Recorded data
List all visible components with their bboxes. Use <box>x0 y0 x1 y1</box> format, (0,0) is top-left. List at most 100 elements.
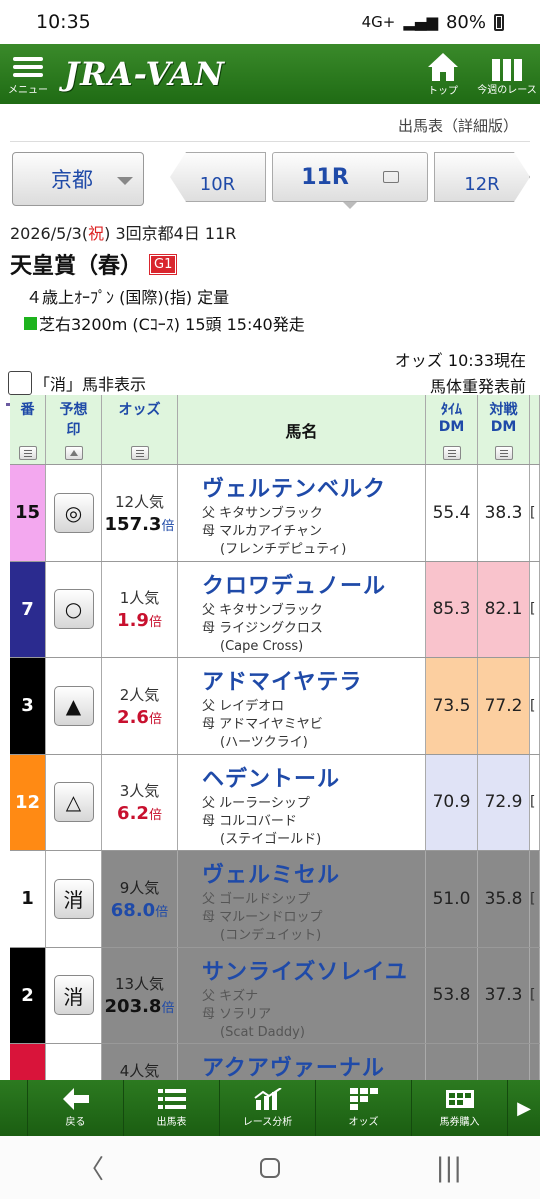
sire: 父 キタサンブラック <box>202 506 323 521</box>
col-name: 馬名 <box>178 395 426 464</box>
horse-number: 2 <box>10 947 46 1043</box>
mark-cell: 消 <box>46 947 102 1043</box>
horse-name-cell[interactable]: アクアヴァーナル <box>178 1044 426 1083</box>
horse-name-cell[interactable]: アドマイヤテラ 父 レイデオロ 母 アドマイヤミヤビ (ハーツクライ) <box>178 658 426 754</box>
sort-icon[interactable] <box>18 446 37 460</box>
prediction-mark-button[interactable]: △ <box>53 782 94 823</box>
home-icon <box>428 52 458 81</box>
odds-label: オッズ <box>348 1117 379 1128</box>
race-title: 天皇賞（春） G1 <box>10 248 530 280</box>
columns-icon <box>491 53 523 81</box>
hide-scratched-toggle[interactable]: 「消」馬非表示 <box>8 371 146 395</box>
current-race-tab[interactable]: 11R <box>272 152 428 202</box>
race-analysis-label: レース分析 <box>242 1117 293 1128</box>
current-race-label: 11R <box>301 164 349 190</box>
versus-dm: 82.1 <box>478 561 530 657</box>
prediction-mark-button[interactable]: ○ <box>53 589 94 630</box>
horse-name-cell[interactable]: ヴェルテンベルク 父 キタサンブラック 母 マルカアイチャン (フレンチデピュテ… <box>178 465 426 561</box>
odds-cell: 2人気 2.6倍 <box>102 658 178 754</box>
menu-button[interactable]: メニュー <box>0 44 56 104</box>
horse-name[interactable]: ヘデントール <box>202 761 425 793</box>
this-week-button[interactable]: 今週のレース <box>477 44 537 104</box>
back-button[interactable]: 戻る <box>28 1080 124 1136</box>
sort-icon[interactable] <box>442 446 461 460</box>
col-time-dm[interactable]: ﾀｲﾑ DM <box>426 395 478 464</box>
horse-name-cell[interactable]: クロワデュノール 父 キタサンブラック 母 ライジングクロス (Cape Cro… <box>178 561 426 657</box>
race-card-button[interactable]: 出馬表 <box>124 1080 220 1136</box>
sire: 父 ゴールドシップ <box>202 892 311 907</box>
sort-icon[interactable] <box>494 446 513 460</box>
race-analysis-button[interactable]: レース分析 <box>220 1080 316 1136</box>
odds-cell: 12人気 157.3倍 <box>102 465 178 561</box>
horse-name[interactable]: ヴェルテンベルク <box>202 471 425 503</box>
table-row: 1 消 9人気 68.0倍 ヴェルミセル 父 ゴールドシップ 母 マルーンドロッ… <box>10 851 540 948</box>
system-back-icon[interactable]: 〈 <box>78 1149 104 1186</box>
venue-value: 京都 <box>51 168 93 192</box>
horse-number <box>10 1044 46 1083</box>
table-row: 3 ▲ 2人気 2.6倍 アドマイヤテラ 父 レイデオロ 母 アドマイヤミヤビ … <box>10 658 540 755</box>
horse-name-cell[interactable]: サンライズソレイユ 父 キズナ 母 ソラリア (Scat Daddy) <box>178 947 426 1043</box>
more-arrow-icon[interactable]: ▶ <box>508 1080 540 1136</box>
table-row: 2 消 13人気 203.8倍 サンライズソレイユ 父 キズナ 母 ソラリア (… <box>10 947 540 1044</box>
damsire: (Scat Daddy) <box>220 1024 305 1040</box>
prediction-mark-button[interactable]: 消 <box>53 975 94 1016</box>
odds-info: オッズ 10:33現在 馬体重発表前 「消」馬非表示 <box>0 343 540 397</box>
odds-button[interactable]: オッズ <box>316 1080 412 1136</box>
window-icon <box>382 171 399 183</box>
horse-number: 1 <box>10 851 46 947</box>
versus-dm: 35.8 <box>478 851 530 947</box>
prev-race-tab[interactable]: 10R <box>170 152 266 202</box>
status-time: 10:35 <box>36 11 91 33</box>
prediction-mark-button[interactable]: 消 <box>53 878 94 919</box>
next-race-tab[interactable]: 12R <box>434 152 530 202</box>
table-row: 4人気 アクアヴァーナル <box>10 1044 540 1084</box>
venue-select[interactable]: 京都 <box>12 152 144 206</box>
odds-cell: 1人気 1.9倍 <box>102 561 178 657</box>
extra-cell: [ <box>530 851 540 947</box>
horse-name[interactable]: サンライズソレイユ <box>202 954 425 986</box>
horse-name[interactable]: アドマイヤテラ <box>202 664 425 696</box>
popularity: 3人気 <box>119 782 160 801</box>
sort-asc-icon[interactable] <box>64 446 83 460</box>
betting-button[interactable]: 馬券購入 <box>412 1080 508 1136</box>
extra-cell <box>530 1044 540 1083</box>
prediction-mark-button[interactable]: ◎ <box>53 492 94 533</box>
odds-value: 6.2倍 <box>117 803 162 825</box>
prediction-mark-button[interactable]: ▲ <box>53 685 94 726</box>
versus-dm: 72.9 <box>478 754 530 850</box>
sire: 父 キタサンブラック <box>202 602 323 618</box>
system-recents-icon[interactable]: ||| <box>436 1153 462 1183</box>
ticket-icon <box>445 1090 474 1108</box>
grid-icon <box>349 1088 378 1110</box>
top-button[interactable]: トップ <box>414 44 472 104</box>
table-row: 15 ◎ 12人気 157.3倍 ヴェルテンベルク 父 キタサンブラック 母 マ… <box>10 465 540 562</box>
col-versus-dm[interactable]: 対戦 DM <box>478 395 530 464</box>
odds-value: 68.0倍 <box>110 899 169 921</box>
damsire: (ステイゴールド) <box>220 831 322 847</box>
col-odds[interactable]: オッズ <box>102 395 178 464</box>
sort-icon[interactable] <box>130 446 149 460</box>
odds-value: 2.6倍 <box>117 706 162 728</box>
col-mark[interactable]: 予想 印 <box>46 395 102 464</box>
odds-value: 203.8倍 <box>104 996 175 1018</box>
dam: 母 コルコバード <box>202 813 297 829</box>
time-dm: 55.4 <box>426 465 478 561</box>
odds-cell: 3人気 6.2倍 <box>102 754 178 850</box>
system-navigation: 〈 ||| <box>0 1136 540 1199</box>
damsire: (コンデュイット) <box>220 928 322 943</box>
horse-name[interactable]: ヴェルミセル <box>202 857 425 889</box>
bottom-nav-spacer <box>0 1080 28 1136</box>
horse-name[interactable]: クロワデュノール <box>202 568 425 600</box>
horse-name-cell[interactable]: ヘデントール 父 ルーラーシップ 母 コルコバード (ステイゴールド) <box>178 754 426 850</box>
time-dm: 70.9 <box>426 754 478 850</box>
status-icons: 4G+ ▂▄▆ 80% <box>362 12 504 33</box>
col-num[interactable]: 番 <box>10 395 46 464</box>
system-home-icon[interactable] <box>259 1157 280 1178</box>
mark-cell <box>46 1044 102 1083</box>
table-row: 7 ○ 1人気 1.9倍 クロワデュノール 父 キタサンブラック 母 ライジング… <box>10 561 540 658</box>
extra-cell: [ <box>530 947 540 1043</box>
horse-name-cell[interactable]: ヴェルミセル 父 ゴールドシップ 母 マルーンドロップ (コンデュイット) <box>178 851 426 947</box>
horse-name[interactable]: アクアヴァーナル <box>202 1050 425 1082</box>
hide-scratched-checkbox[interactable] <box>8 371 32 395</box>
hamburger-icon <box>13 53 43 81</box>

WRITTEN EXERCISE >> Copy out every line of the records above word for word, but omit the pictures.

OUTPUT FOR THIS EXERCISE >>
List all visible components with their bboxes. Use <box>x0 y0 x1 y1</box> format, (0,0) is top-left. List at most 100 elements.
sire: 父 キタサンブラック <box>202 506 323 521</box>
col-name: 馬名 <box>178 395 426 464</box>
horse-number: 2 <box>10 947 46 1043</box>
mark-cell: 消 <box>46 947 102 1043</box>
horse-name-cell[interactable]: アクアヴァーナル <box>178 1044 426 1083</box>
horse-name-cell[interactable]: アドマイヤテラ 父 レイデオロ 母 アドマイヤミヤビ (ハーツクライ) <box>178 658 426 754</box>
sort-icon[interactable] <box>18 446 37 460</box>
prediction-mark-button[interactable]: △ <box>53 782 94 823</box>
home-icon <box>428 52 458 81</box>
odds-label: オッズ <box>348 1117 379 1128</box>
race-title: 天皇賞（春） G1 <box>10 248 530 280</box>
columns-icon <box>491 53 523 81</box>
hide-scratched-toggle[interactable]: 「消」馬非表示 <box>8 371 146 395</box>
current-race-tab[interactable]: 11R <box>272 152 428 202</box>
race-analysis-label: レース分析 <box>242 1117 293 1128</box>
current-race-label: 11R <box>301 164 349 190</box>
versus-dm: 82.1 <box>478 561 530 657</box>
prediction-mark-button[interactable]: ○ <box>53 589 94 630</box>
horse-name-cell[interactable]: ヴェルテンベルク 父 キタサンブラック 母 マルカアイチャン (フレンチデピュテ… <box>178 465 426 561</box>
odds-cell: 2人気 2.6倍 <box>102 658 178 754</box>
menu-button[interactable]: メニュー <box>0 44 56 104</box>
horse-name[interactable]: ヘデントール <box>202 761 425 793</box>
this-week-button[interactable]: 今週のレース <box>477 44 537 104</box>
back-button[interactable]: 戻る <box>28 1080 124 1136</box>
sort-icon[interactable] <box>442 446 461 460</box>
col-time-dm[interactable]: ﾀｲﾑ DM <box>426 395 478 464</box>
horse-name-cell[interactable]: クロワデュノール 父 キタサンブラック 母 ライジングクロス (Cape Cro… <box>178 561 426 657</box>
race-card-button[interactable]: 出馬表 <box>124 1080 220 1136</box>
sire: 父 ゴールドシップ <box>202 892 311 907</box>
sort-icon[interactable] <box>494 446 513 460</box>
race-analysis-button[interactable]: レース分析 <box>220 1080 316 1136</box>
odds-cell: 12人気 157.3倍 <box>102 465 178 561</box>
horse-name[interactable]: ヴェルテンベルク <box>202 471 425 503</box>
table-row: 1 消 9人気 68.0倍 ヴェルミセル 父 ゴールドシップ 母 マルーンドロッ… <box>10 851 540 948</box>
system-back-icon[interactable]: 〈 <box>78 1149 104 1186</box>
venue-value: 京都 <box>51 168 93 192</box>
horse-number <box>10 1044 46 1083</box>
table-row: 3 ▲ 2人気 2.6倍 アドマイヤテラ 父 レイデオロ 母 アドマイヤミヤビ … <box>10 658 540 755</box>
horse-name-cell[interactable]: サンライズソレイユ 父 キズナ 母 ソラリア (Scat Daddy) <box>178 947 426 1043</box>
more-arrow-icon[interactable]: ▶ <box>508 1080 540 1136</box>
table-row: 2 消 13人気 203.8倍 サンライズソレイユ 父 キズナ 母 ソラリア (… <box>10 947 540 1044</box>
damsire: (Scat Daddy) <box>220 1024 305 1040</box>
prediction-mark-button[interactable]: 消 <box>53 975 94 1016</box>
odds-info: オッズ 10:33現在 馬体重発表前 「消」馬非表示 <box>0 343 540 397</box>
odds-button[interactable]: オッズ <box>316 1080 412 1136</box>
window-icon <box>382 171 399 183</box>
horse-number: 1 <box>10 851 46 947</box>
versus-dm: 35.8 <box>478 851 530 947</box>
prev-race-tab[interactable]: 10R <box>170 152 266 202</box>
status-time: 10:35 <box>36 11 91 33</box>
prediction-mark-button[interactable]: 消 <box>53 878 94 919</box>
next-race-tab[interactable]: 12R <box>434 152 530 202</box>
table-row: 4人気 アクアヴァーナル <box>10 1044 540 1084</box>
venue-select[interactable]: 京都 <box>12 152 144 206</box>
odds-cell: 1人気 1.9倍 <box>102 561 178 657</box>
extra-cell: [ <box>530 851 540 947</box>
horse-name[interactable]: サンライズソレイユ <box>202 954 425 986</box>
horse-name[interactable]: アドマイヤテラ <box>202 664 425 696</box>
popularity: 3人気 <box>119 782 160 801</box>
sort-asc-icon[interactable] <box>64 446 83 460</box>
betting-button[interactable]: 馬券購入 <box>412 1080 508 1136</box>
extra-cell <box>530 1044 540 1083</box>
prediction-mark-button[interactable]: ◎ <box>53 492 94 533</box>
odds-value: 6.2倍 <box>117 803 162 825</box>
prediction-mark-button[interactable]: ▲ <box>53 685 94 726</box>
versus-dm: 72.9 <box>478 754 530 850</box>
sire: 父 キタサンブラック <box>202 602 323 618</box>
system-recents-icon[interactable]: ||| <box>436 1153 462 1183</box>
ticket-icon <box>445 1090 474 1108</box>
grid-icon <box>349 1088 378 1110</box>
top-button[interactable]: トップ <box>414 44 472 104</box>
table-row: 15 ◎ 12人気 157.3倍 ヴェルテンベルク 父 キタサンブラック 母 マ… <box>10 465 540 562</box>
col-versus-dm[interactable]: 対戦 DM <box>478 395 530 464</box>
odds-value: 68.0倍 <box>110 899 169 921</box>
damsire: (ステイゴールド) <box>220 831 322 847</box>
col-odds[interactable]: オッズ <box>102 395 178 464</box>
sort-icon[interactable] <box>130 446 149 460</box>
odds-value: 2.6倍 <box>117 706 162 728</box>
col-mark[interactable]: 予想 印 <box>46 395 102 464</box>
odds-value: 203.8倍 <box>104 996 175 1018</box>
dam: 母 コルコバード <box>202 813 297 829</box>
time-dm: 55.4 <box>426 465 478 561</box>
odds-cell: 3人気 6.2倍 <box>102 754 178 850</box>
system-navigation: 〈 ||| <box>0 1136 540 1199</box>
damsire: (コンデュイット) <box>220 928 322 943</box>
horse-name[interactable]: ヴェルミセル <box>202 857 425 889</box>
bottom-nav-spacer <box>0 1080 28 1136</box>
horse-name[interactable]: クロワデュノール <box>202 568 425 600</box>
horse-name-cell[interactable]: ヘデントール 父 ルーラーシップ 母 コルコバード (ステイゴールド) <box>178 754 426 850</box>
time-dm: 70.9 <box>426 754 478 850</box>
status-icons: 4G+ ▂▄▆ 80% <box>362 12 504 33</box>
col-num[interactable]: 番 <box>10 395 46 464</box>
system-home-icon[interactable] <box>259 1157 280 1178</box>
mark-cell <box>46 1044 102 1083</box>
table-row: 7 ○ 1人気 1.9倍 クロワデュノール 父 キタサンブラック 母 ライジング… <box>10 561 540 658</box>
extra-cell: [ <box>530 947 540 1043</box>
horse-name-cell[interactable]: ヴェルミセル 父 ゴールドシップ 母 マルーンドロップ (コンデュイット) <box>178 851 426 947</box>
horse-name[interactable]: アクアヴァーナル <box>202 1050 425 1082</box>
hide-scratched-checkbox[interactable] <box>8 371 32 395</box>
hamburger-icon <box>13 53 43 81</box>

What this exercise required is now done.